Your instructions -
Your task is to transcribe all of the data below exactly, omitting the images.

##### Data supplied

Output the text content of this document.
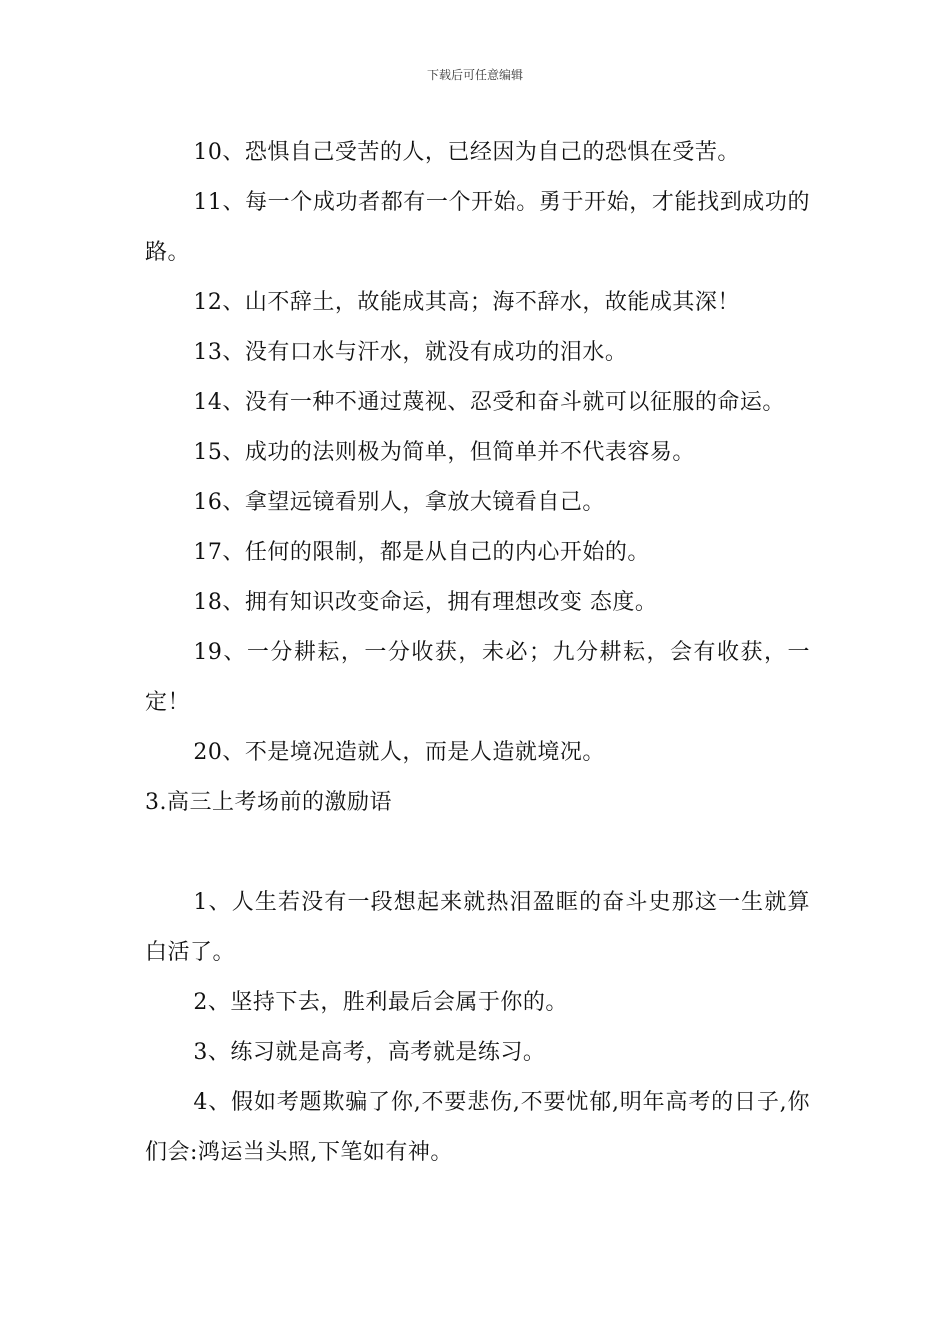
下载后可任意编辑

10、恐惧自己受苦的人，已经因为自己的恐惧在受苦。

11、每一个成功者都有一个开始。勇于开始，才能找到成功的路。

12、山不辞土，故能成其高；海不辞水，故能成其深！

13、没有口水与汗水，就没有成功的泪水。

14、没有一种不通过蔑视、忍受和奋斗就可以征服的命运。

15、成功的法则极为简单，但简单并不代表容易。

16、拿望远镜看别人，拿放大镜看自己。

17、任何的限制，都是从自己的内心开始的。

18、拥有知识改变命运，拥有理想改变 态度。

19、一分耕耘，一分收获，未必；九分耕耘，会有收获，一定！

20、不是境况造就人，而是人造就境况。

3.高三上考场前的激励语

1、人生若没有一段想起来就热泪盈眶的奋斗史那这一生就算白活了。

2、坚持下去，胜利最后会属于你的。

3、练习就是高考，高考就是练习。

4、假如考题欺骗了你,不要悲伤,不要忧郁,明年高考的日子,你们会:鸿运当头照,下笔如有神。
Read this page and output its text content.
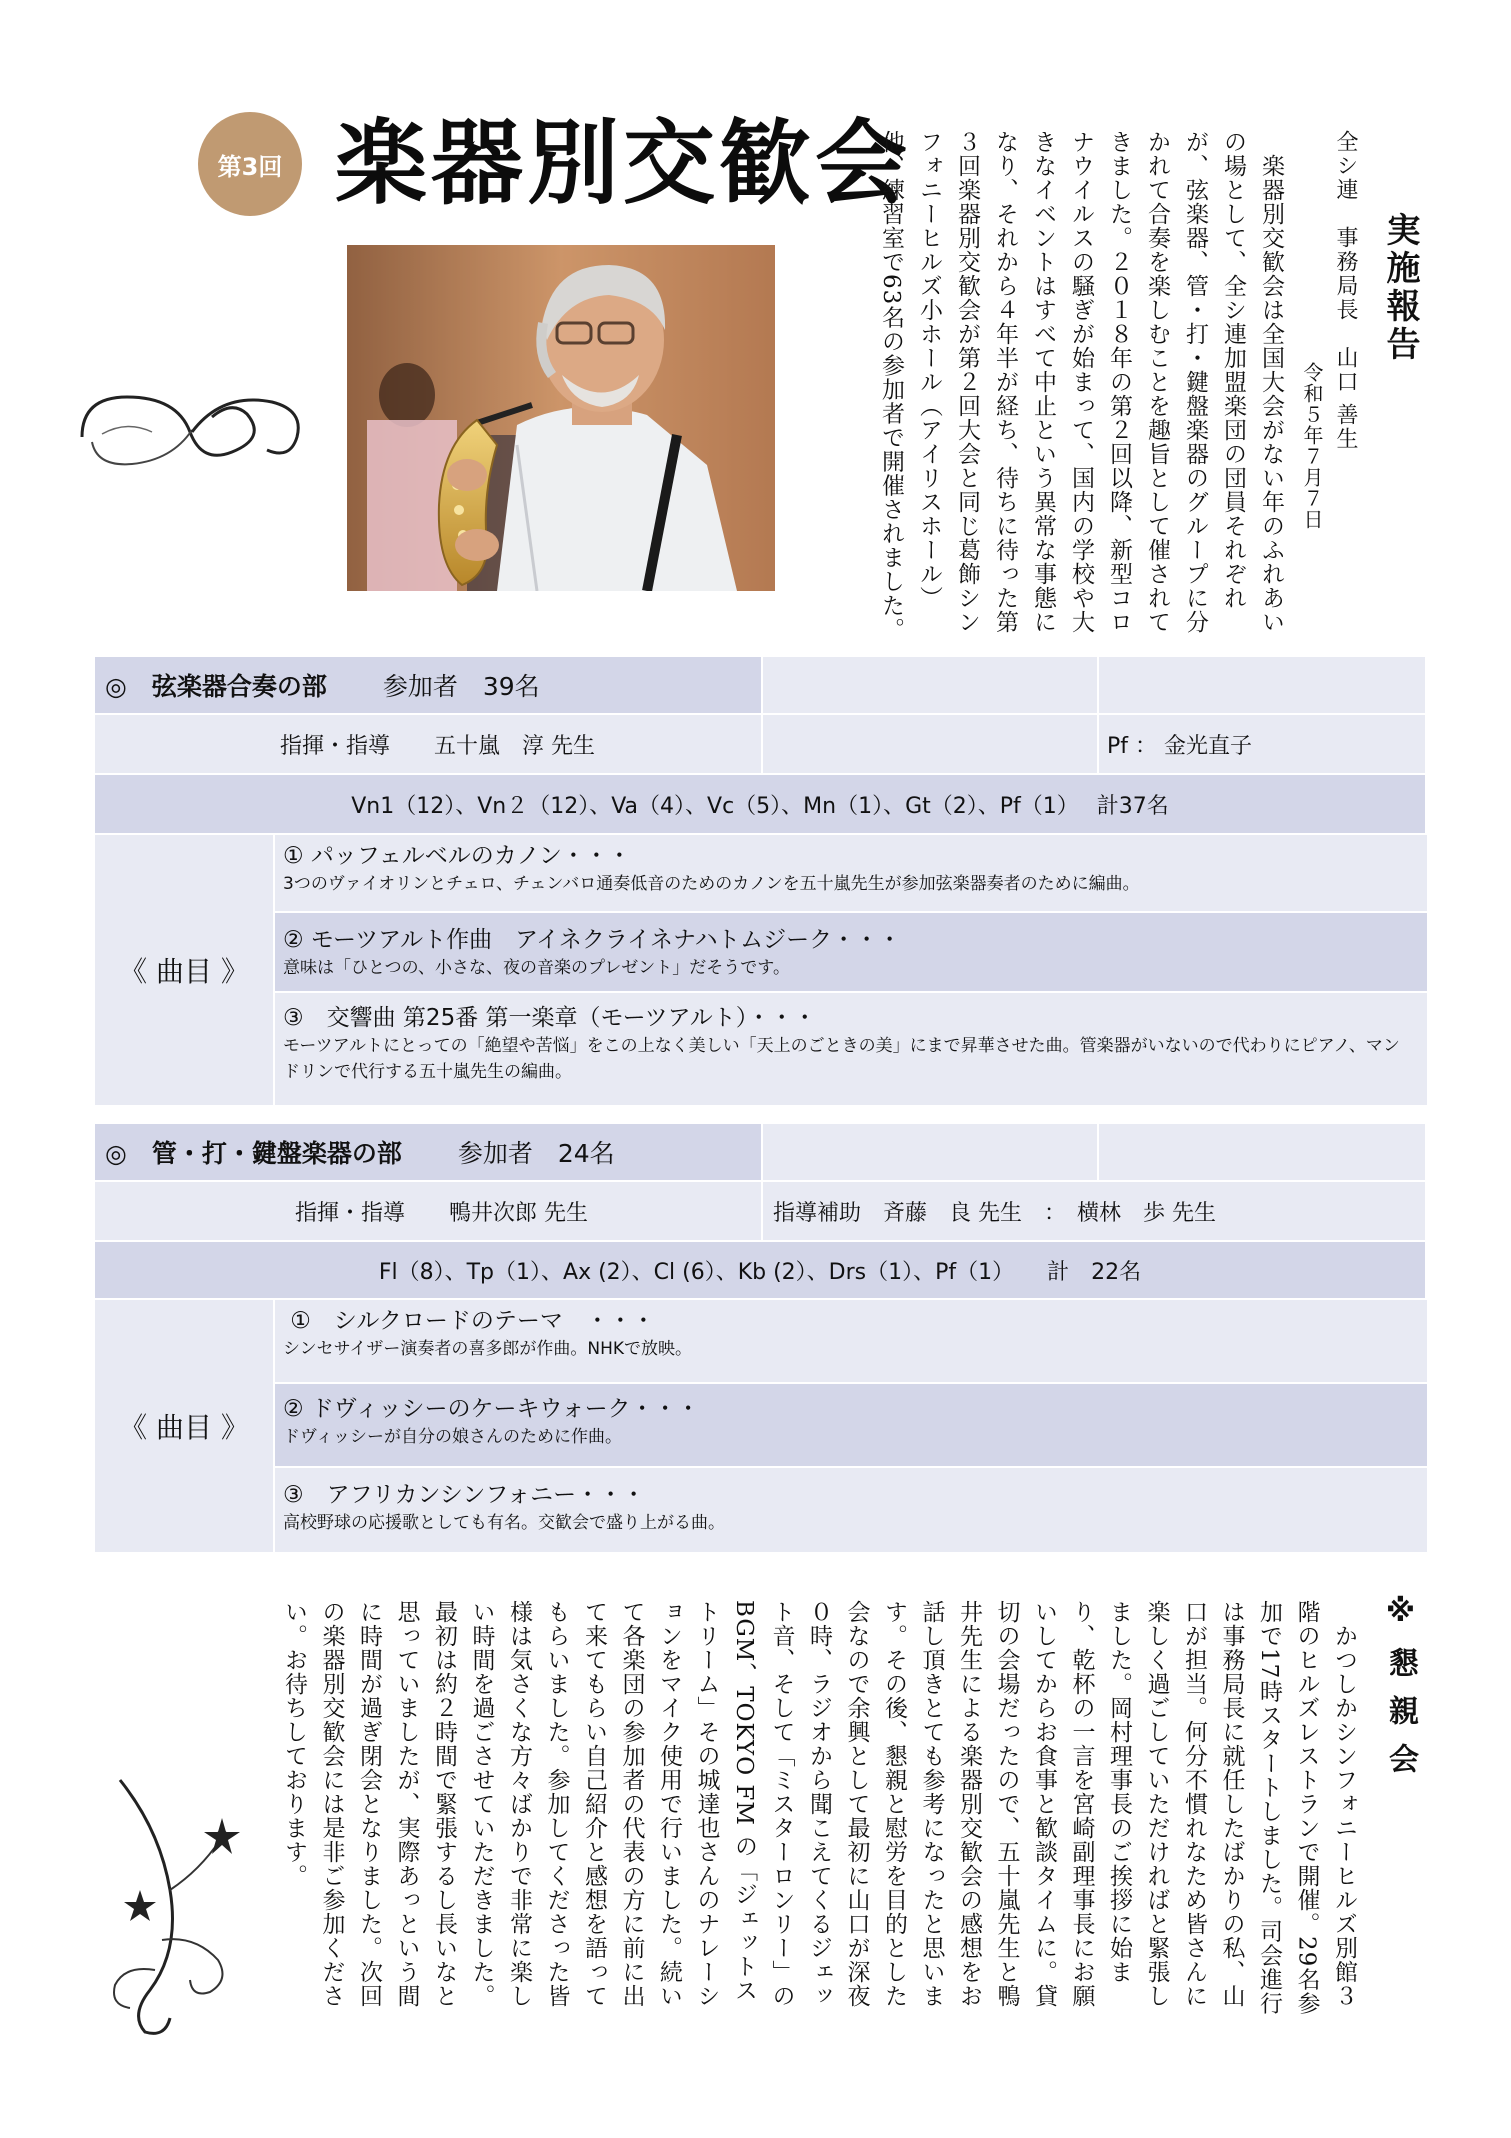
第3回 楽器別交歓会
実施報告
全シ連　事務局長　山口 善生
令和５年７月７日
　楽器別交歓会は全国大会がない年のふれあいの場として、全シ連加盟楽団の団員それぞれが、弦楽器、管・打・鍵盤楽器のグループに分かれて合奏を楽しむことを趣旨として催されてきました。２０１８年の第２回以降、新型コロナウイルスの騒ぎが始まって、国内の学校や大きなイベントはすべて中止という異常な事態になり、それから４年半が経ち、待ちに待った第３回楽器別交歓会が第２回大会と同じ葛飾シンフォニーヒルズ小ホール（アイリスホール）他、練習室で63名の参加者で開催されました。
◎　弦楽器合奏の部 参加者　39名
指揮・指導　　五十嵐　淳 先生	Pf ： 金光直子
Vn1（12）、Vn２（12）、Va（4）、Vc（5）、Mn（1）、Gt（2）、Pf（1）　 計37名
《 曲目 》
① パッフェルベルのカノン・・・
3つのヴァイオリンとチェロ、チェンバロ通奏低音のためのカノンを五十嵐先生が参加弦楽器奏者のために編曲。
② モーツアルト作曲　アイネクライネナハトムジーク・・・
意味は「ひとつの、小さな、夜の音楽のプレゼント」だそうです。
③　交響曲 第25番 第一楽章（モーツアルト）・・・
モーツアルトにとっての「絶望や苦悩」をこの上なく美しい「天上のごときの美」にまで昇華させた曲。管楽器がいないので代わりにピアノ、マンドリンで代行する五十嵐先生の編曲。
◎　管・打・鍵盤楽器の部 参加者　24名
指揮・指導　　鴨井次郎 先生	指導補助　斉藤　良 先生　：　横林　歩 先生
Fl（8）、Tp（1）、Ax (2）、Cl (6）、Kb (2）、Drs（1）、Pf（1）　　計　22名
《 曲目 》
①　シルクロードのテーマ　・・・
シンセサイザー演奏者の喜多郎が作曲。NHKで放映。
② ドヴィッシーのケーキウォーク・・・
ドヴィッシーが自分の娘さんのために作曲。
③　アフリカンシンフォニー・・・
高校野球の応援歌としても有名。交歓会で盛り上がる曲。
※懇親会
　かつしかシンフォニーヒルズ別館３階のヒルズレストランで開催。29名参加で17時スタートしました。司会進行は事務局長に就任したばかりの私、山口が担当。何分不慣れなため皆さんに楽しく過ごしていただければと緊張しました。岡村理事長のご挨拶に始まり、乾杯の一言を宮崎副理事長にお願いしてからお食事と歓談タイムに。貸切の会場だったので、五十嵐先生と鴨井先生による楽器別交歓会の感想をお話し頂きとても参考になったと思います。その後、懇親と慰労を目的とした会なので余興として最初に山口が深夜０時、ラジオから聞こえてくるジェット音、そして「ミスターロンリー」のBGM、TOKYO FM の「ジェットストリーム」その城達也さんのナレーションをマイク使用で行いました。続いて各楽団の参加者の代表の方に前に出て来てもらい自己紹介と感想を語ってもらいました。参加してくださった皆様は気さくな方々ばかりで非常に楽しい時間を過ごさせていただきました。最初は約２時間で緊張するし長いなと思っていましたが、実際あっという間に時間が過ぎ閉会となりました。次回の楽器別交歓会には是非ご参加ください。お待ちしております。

##########

Task response -
Output the text content of this document.
下载后可任意编辑

10、恐惧自己受苦的人，已经因为自己的恐惧在受苦。

11、每一个成功者都有一个开始。勇于开始，才能找到成功的路。

12、山不辞土，故能成其高；海不辞水，故能成其深！

13、没有口水与汗水，就没有成功的泪水。

14、没有一种不通过蔑视、忍受和奋斗就可以征服的命运。

15、成功的法则极为简单，但简单并不代表容易。

16、拿望远镜看别人，拿放大镜看自己。

17、任何的限制，都是从自己的内心开始的。

18、拥有知识改变命运，拥有理想改变 态度。

19、一分耕耘，一分收获，未必；九分耕耘，会有收获，一定！

20、不是境况造就人，而是人造就境况。

3.高三上考场前的激励语

1、人生若没有一段想起来就热泪盈眶的奋斗史那这一生就算白活了。

2、坚持下去，胜利最后会属于你的。

3、练习就是高考，高考就是练习。

4、假如考题欺骗了你,不要悲伤,不要忧郁,明年高考的日子,你们会:鸿运当头照,下笔如有神。
Read this page and output its text content.
第3回 楽器別交歓会
実施報告
全シ連　事務局長　山口 善生
令和５年７月７日
　楽器別交歓会は全国大会がない年のふれあいの場として、全シ連加盟楽団の団員それぞれが、弦楽器、管・打・鍵盤楽器のグループに分かれて合奏を楽しむことを趣旨として催されてきました。２０１８年の第２回以降、新型コロナウイルスの騒ぎが始まって、国内の学校や大きなイベントはすべて中止という異常な事態になり、それから４年半が経ち、待ちに待った第３回楽器別交歓会が第２回大会と同じ葛飾シンフォニーヒルズ小ホール（アイリスホール）他、練習室で63名の参加者で開催されました。
◎　弦楽器合奏の部 参加者　39名
指揮・指導　　五十嵐　淳 先生	Pf ： 金光直子
Vn1（12）、Vn２（12）、Va（4）、Vc（5）、Mn（1）、Gt（2）、Pf（1）　 計37名
《 曲目 》
① パッフェルベルのカノン・・・
3つのヴァイオリンとチェロ、チェンバロ通奏低音のためのカノンを五十嵐先生が参加弦楽器奏者のために編曲。
② モーツアルト作曲　アイネクライネナハトムジーク・・・
意味は「ひとつの、小さな、夜の音楽のプレゼント」だそうです。
③　交響曲 第25番 第一楽章（モーツアルト）・・・
モーツアルトにとっての「絶望や苦悩」をこの上なく美しい「天上のごときの美」にまで昇華させた曲。管楽器がいないので代わりにピアノ、マンドリンで代行する五十嵐先生の編曲。
◎　管・打・鍵盤楽器の部 参加者　24名
指揮・指導　　鴨井次郎 先生	指導補助　斉藤　良 先生　：　横林　歩 先生
Fl（8）、Tp（1）、Ax (2）、Cl (6）、Kb (2）、Drs（1）、Pf（1）　　計　22名
《 曲目 》
①　シルクロードのテーマ　・・・
シンセサイザー演奏者の喜多郎が作曲。NHKで放映。
② ドヴィッシーのケーキウォーク・・・
ドヴィッシーが自分の娘さんのために作曲。
③　アフリカンシンフォニー・・・
高校野球の応援歌としても有名。交歓会で盛り上がる曲。
※懇親会
　かつしかシンフォニーヒルズ別館３階のヒルズレストランで開催。29名参加で17時スタートしました。司会進行は事務局長に就任したばかりの私、山口が担当。何分不慣れなため皆さんに楽しく過ごしていただければと緊張しました。岡村理事長のご挨拶に始まり、乾杯の一言を宮崎副理事長にお願いしてからお食事と歓談タイムに。貸切の会場だったので、五十嵐先生と鴨井先生による楽器別交歓会の感想をお話し頂きとても参考になったと思います。その後、懇親と慰労を目的とした会なので余興として最初に山口が深夜０時、ラジオから聞こえてくるジェット音、そして「ミスターロンリー」のBGM、TOKYO FM の「ジェットストリーム」その城達也さんのナレーションをマイク使用で行いました。続いて各楽団の参加者の代表の方に前に出て来てもらい自己紹介と感想を語ってもらいました。参加してくださった皆様は気さくな方々ばかりで非常に楽しい時間を過ごさせていただきました。最初は約２時間で緊張するし長いなと思っていましたが、実際あっという間に時間が過ぎ閉会となりました。次回の楽器別交歓会には是非ご参加ください。お待ちしております。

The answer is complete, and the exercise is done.